# Supplied records
⁂

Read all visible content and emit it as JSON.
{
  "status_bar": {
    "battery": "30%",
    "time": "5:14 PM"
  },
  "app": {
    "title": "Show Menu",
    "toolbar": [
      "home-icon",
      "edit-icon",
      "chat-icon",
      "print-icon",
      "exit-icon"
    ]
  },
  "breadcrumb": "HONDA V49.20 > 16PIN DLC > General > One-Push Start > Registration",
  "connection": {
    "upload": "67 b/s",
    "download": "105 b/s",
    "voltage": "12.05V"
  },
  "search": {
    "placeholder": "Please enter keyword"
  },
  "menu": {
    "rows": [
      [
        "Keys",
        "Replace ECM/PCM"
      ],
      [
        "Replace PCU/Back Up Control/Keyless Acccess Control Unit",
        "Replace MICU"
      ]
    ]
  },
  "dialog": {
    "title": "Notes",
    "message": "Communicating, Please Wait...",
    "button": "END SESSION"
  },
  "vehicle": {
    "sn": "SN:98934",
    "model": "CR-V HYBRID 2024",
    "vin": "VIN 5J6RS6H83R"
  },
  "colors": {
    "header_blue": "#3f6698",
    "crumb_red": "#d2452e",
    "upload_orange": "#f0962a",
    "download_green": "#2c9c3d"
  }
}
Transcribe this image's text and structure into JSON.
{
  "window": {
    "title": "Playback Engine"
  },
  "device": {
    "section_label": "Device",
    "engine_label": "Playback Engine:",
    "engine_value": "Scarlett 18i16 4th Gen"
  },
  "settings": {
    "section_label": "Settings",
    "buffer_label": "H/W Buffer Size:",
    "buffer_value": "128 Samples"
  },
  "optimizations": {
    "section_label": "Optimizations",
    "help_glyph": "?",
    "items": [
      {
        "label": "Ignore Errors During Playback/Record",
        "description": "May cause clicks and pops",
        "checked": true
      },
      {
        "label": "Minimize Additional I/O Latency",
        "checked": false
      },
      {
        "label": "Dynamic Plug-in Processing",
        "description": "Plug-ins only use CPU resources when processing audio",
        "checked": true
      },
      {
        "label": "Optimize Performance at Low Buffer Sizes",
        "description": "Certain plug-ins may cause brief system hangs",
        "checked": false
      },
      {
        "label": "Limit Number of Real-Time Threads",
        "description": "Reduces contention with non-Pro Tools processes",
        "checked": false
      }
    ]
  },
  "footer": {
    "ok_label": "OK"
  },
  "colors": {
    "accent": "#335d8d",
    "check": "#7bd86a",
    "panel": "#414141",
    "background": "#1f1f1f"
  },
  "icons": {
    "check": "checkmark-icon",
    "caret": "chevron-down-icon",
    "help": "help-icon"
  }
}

⁂

# What the task requires
Set out the complete listing exactly as shown.

# Response below
Read all visible content and emit it as JSON.
{
  "status_bar": {
    "battery": "30%",
    "time": "5:14 PM"
  },
  "app": {
    "title": "Show Menu",
    "toolbar": [
      "home-icon",
      "edit-icon",
      "chat-icon",
      "print-icon",
      "exit-icon"
    ]
  },
  "breadcrumb": "HONDA V49.20 > 16PIN DLC > General > One-Push Start > Registration",
  "connection": {
    "upload": "67 b/s",
    "download": "105 b/s",
    "voltage": "12.05V"
  },
  "search": {
    "placeholder": "Please enter keyword"
  },
  "menu": {
    "rows": [
      [
        "Keys",
        "Replace ECM/PCM"
      ],
      [
        "Replace PCU/Back Up Control/Keyless Acccess Control Unit",
        "Replace MICU"
      ]
    ]
  },
  "dialog": {
    "title": "Notes",
    "message": "Communicating, Please Wait...",
    "button": "END SESSION"
  },
  "vehicle": {
    "sn": "SN:98934",
    "model": "CR-V HYBRID 2024",
    "vin": "VIN 5J6RS6H83R"
  },
  "colors": {
    "header_blue": "#3f6698",
    "crumb_red": "#d2452e",
    "upload_orange": "#f0962a",
    "download_green": "#2c9c3d"
  }
}
Transcribe this image's text and structure into JSON.
{
  "window": {
    "title": "Playback Engine"
  },
  "device": {
    "section_label": "Device",
    "engine_label": "Playback Engine:",
    "engine_value": "Scarlett 18i16 4th Gen"
  },
  "settings": {
    "section_label": "Settings",
    "buffer_label": "H/W Buffer Size:",
    "buffer_value": "128 Samples"
  },
  "optimizations": {
    "section_label": "Optimizations",
    "help_glyph": "?",
    "items": [
      {
        "label": "Ignore Errors During Playback/Record",
        "description": "May cause clicks and pops",
        "checked": true
      },
      {
        "label": "Minimize Additional I/O Latency",
        "checked": false
      },
      {
        "label": "Dynamic Plug-in Processing",
        "description": "Plug-ins only use CPU resources when processing audio",
        "checked": true
      },
      {
        "label": "Optimize Performance at Low Buffer Sizes",
        "description": "Certain plug-ins may cause brief system hangs",
        "checked": false
      },
      {
        "label": "Limit Number of Real-Time Threads",
        "description": "Reduces contention with non-Pro Tools processes",
        "checked": false
      }
    ]
  },
  "footer": {
    "ok_label": "OK"
  },
  "colors": {
    "accent": "#335d8d",
    "check": "#7bd86a",
    "panel": "#414141",
    "background": "#1f1f1f"
  },
  "icons": {
    "check": "checkmark-icon",
    "caret": "chevron-down-icon",
    "help": "help-icon"
  }
}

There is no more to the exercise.